TASK PROMPT — Copy word for word the part of the items that opens with the line containing "Patent image size: (1138, 714)." and closes with the line containing "The abutment surface 26 is at (483, 447).". Include both of those lines and nothing else.

-- start --

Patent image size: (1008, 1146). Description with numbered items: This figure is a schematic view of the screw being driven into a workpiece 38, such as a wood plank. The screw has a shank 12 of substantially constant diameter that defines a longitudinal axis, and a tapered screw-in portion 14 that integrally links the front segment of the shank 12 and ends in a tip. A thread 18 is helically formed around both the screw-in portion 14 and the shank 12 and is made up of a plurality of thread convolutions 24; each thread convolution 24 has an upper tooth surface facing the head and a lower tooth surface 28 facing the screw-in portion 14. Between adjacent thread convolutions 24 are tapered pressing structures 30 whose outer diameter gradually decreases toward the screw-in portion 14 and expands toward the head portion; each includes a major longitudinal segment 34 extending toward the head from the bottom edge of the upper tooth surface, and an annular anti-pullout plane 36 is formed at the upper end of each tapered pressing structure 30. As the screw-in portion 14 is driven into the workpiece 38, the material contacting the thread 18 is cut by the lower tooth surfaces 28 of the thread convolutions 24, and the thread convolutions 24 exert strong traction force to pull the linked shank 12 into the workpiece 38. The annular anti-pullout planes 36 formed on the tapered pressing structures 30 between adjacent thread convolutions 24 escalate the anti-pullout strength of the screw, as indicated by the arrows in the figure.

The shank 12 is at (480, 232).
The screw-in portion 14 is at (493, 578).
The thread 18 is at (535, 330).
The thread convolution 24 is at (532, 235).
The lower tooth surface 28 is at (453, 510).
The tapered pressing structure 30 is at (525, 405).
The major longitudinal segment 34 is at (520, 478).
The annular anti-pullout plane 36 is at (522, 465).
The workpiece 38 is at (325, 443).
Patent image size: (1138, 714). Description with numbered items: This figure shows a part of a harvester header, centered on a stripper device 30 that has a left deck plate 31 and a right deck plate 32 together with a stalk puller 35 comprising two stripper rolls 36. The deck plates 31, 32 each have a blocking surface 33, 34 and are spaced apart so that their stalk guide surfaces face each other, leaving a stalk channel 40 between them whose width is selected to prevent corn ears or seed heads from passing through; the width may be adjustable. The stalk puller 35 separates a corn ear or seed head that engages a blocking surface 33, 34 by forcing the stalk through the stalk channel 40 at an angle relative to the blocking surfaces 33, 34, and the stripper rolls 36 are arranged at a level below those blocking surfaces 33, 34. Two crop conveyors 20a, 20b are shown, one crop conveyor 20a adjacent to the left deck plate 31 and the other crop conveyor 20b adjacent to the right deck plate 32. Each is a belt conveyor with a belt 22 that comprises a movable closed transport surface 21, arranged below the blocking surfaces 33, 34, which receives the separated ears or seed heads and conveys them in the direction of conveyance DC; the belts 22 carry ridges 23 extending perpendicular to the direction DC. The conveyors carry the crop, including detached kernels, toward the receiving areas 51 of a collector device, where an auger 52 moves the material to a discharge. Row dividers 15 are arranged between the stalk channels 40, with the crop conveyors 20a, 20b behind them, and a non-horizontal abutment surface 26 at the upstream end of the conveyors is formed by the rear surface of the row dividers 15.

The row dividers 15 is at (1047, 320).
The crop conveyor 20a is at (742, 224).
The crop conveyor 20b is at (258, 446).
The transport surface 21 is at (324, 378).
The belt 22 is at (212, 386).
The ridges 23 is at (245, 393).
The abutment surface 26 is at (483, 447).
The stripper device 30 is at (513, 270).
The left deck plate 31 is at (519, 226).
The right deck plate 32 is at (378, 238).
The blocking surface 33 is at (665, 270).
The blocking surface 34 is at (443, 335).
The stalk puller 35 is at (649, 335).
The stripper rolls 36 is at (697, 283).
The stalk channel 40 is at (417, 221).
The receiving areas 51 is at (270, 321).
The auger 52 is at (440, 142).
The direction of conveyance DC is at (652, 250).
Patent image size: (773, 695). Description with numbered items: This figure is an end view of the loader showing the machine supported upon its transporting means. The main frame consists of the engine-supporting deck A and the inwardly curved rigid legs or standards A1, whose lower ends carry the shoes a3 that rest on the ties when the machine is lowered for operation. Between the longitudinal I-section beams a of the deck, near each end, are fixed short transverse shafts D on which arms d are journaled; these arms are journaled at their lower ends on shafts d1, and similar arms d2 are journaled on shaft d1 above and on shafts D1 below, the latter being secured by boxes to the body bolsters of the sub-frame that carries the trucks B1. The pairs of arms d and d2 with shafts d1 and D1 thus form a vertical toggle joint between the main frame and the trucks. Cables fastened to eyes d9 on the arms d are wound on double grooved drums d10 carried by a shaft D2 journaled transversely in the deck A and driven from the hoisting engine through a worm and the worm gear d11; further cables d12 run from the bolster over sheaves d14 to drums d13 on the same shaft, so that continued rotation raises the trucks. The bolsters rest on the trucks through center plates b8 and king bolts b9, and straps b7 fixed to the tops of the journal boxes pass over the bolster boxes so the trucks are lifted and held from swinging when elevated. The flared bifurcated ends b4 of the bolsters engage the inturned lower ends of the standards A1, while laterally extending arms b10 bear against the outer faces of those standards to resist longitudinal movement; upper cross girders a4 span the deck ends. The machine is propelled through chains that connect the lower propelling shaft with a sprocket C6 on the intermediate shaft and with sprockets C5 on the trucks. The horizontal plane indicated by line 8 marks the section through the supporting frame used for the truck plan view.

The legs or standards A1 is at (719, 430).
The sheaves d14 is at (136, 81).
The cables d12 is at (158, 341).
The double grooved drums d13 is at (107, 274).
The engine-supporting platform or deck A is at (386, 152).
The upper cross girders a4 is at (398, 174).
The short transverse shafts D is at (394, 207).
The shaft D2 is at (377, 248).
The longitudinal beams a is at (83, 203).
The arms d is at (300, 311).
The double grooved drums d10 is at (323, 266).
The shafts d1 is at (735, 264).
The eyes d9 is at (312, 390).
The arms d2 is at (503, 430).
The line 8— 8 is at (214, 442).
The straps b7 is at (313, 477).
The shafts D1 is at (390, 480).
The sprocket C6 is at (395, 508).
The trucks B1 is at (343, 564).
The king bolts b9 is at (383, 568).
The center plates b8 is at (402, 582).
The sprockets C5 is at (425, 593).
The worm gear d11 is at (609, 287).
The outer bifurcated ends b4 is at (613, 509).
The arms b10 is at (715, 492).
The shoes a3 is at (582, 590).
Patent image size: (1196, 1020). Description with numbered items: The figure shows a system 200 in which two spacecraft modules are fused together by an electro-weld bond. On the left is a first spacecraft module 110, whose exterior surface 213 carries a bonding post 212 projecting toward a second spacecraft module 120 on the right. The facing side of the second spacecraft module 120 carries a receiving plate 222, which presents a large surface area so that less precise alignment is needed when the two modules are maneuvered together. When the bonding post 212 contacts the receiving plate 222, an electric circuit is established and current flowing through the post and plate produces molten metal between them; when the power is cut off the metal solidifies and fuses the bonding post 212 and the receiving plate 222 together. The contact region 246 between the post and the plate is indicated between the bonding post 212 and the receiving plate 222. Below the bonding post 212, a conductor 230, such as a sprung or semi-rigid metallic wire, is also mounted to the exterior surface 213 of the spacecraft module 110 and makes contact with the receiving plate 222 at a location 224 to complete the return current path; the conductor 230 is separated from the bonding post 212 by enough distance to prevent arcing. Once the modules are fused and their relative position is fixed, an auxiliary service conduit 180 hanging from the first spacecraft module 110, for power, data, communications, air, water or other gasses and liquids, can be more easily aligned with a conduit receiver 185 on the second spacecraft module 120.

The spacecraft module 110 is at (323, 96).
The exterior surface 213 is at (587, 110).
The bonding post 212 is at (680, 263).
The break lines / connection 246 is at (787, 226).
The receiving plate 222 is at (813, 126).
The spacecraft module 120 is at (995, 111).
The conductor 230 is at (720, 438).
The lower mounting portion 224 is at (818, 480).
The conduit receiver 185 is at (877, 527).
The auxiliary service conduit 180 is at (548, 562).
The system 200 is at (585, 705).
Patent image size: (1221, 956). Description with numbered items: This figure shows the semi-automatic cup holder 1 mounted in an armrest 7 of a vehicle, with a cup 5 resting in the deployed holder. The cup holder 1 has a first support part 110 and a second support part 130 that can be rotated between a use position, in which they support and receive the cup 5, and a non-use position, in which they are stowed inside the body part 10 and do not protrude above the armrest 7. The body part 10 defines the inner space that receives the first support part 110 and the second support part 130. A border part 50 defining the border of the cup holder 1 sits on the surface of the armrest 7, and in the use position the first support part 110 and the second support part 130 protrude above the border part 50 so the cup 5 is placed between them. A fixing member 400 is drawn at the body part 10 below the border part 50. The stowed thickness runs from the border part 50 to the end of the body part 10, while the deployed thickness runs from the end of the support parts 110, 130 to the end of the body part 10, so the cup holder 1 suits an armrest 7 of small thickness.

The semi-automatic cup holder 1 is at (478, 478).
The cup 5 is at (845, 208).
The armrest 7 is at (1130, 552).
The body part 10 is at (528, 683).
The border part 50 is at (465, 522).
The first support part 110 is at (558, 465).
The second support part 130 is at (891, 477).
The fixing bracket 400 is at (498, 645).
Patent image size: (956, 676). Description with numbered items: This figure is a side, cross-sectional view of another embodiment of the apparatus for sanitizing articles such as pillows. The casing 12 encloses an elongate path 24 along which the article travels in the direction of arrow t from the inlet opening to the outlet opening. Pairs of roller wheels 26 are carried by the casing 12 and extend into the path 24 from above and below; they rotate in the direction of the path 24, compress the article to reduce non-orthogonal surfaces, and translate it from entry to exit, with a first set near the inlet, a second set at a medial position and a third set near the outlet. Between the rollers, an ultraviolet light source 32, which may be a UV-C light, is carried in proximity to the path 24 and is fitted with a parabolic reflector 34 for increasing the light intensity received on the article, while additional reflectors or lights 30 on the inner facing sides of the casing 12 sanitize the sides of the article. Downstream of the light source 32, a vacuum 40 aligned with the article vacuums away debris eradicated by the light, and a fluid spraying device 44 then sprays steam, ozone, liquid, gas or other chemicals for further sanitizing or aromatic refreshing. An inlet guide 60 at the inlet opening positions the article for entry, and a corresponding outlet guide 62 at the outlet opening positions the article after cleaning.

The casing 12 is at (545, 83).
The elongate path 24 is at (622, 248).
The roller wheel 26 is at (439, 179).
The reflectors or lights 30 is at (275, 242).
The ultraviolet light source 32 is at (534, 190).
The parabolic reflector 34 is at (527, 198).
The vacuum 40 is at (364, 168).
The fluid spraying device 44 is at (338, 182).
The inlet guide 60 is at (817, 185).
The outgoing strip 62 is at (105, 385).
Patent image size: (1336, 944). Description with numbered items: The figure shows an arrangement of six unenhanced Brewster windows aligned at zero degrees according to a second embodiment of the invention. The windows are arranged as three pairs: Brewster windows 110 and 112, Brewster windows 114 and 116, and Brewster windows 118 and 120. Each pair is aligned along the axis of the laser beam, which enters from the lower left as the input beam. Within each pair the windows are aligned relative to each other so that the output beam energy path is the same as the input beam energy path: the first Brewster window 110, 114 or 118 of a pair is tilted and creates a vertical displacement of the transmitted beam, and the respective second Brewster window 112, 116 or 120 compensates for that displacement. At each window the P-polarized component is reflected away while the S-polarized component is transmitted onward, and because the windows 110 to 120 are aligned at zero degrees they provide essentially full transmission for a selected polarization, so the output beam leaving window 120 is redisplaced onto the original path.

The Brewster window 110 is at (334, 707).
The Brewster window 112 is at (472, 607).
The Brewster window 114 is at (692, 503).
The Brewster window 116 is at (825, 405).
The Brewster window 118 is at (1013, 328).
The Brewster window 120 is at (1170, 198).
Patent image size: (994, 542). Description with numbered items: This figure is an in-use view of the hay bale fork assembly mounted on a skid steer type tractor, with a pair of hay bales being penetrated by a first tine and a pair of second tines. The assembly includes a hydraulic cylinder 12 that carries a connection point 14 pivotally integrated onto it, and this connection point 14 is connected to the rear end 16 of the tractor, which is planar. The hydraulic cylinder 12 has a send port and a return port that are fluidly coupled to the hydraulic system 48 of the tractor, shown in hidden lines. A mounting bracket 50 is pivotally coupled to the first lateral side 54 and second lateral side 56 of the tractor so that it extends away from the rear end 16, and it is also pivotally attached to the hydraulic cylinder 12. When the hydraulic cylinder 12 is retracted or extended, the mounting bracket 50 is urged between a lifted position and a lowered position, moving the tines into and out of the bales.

-- end --

REPLY —
Patent image size: (1138, 714). Description with numbered items: This figure shows a part of a harvester header, centered on a stripper device 30 that has a left deck plate 31 and a right deck plate 32 together with a stalk puller 35 comprising two stripper rolls 36. The deck plates 31, 32 each have a blocking surface 33, 34 and are spaced apart so that their stalk guide surfaces face each other, leaving a stalk channel 40 between them whose width is selected to prevent corn ears or seed heads from passing through; the width may be adjustable. The stalk puller 35 separates a corn ear or seed head that engages a blocking surface 33, 34 by forcing the stalk through the stalk channel 40 at an angle relative to the blocking surfaces 33, 34, and the stripper rolls 36 are arranged at a level below those blocking surfaces 33, 34. Two crop conveyors 20a, 20b are shown, one crop conveyor 20a adjacent to the left deck plate 31 and the other crop conveyor 20b adjacent to the right deck plate 32. Each is a belt conveyor with a belt 22 that comprises a movable closed transport surface 21, arranged below the blocking surfaces 33, 34, which receives the separated ears or seed heads and conveys them in the direction of conveyance DC; the belts 22 carry ridges 23 extending perpendicular to the direction DC. The conveyors carry the crop, including detached kernels, toward the receiving areas 51 of a collector device, where an auger 52 moves the material to a discharge. Row dividers 15 are arranged between the stalk channels 40, with the crop conveyors 20a, 20b behind them, and a non-horizontal abutment surface 26 at the upstream end of the conveyors is formed by the rear surface of the row dividers 15.

The row dividers 15 is at (1047, 320).
The crop conveyor 20a is at (742, 224).
The crop conveyor 20b is at (258, 446).
The transport surface 21 is at (324, 378).
The belt 22 is at (212, 386).
The ridges 23 is at (245, 393).
The abutment surface 26 is at (483, 447).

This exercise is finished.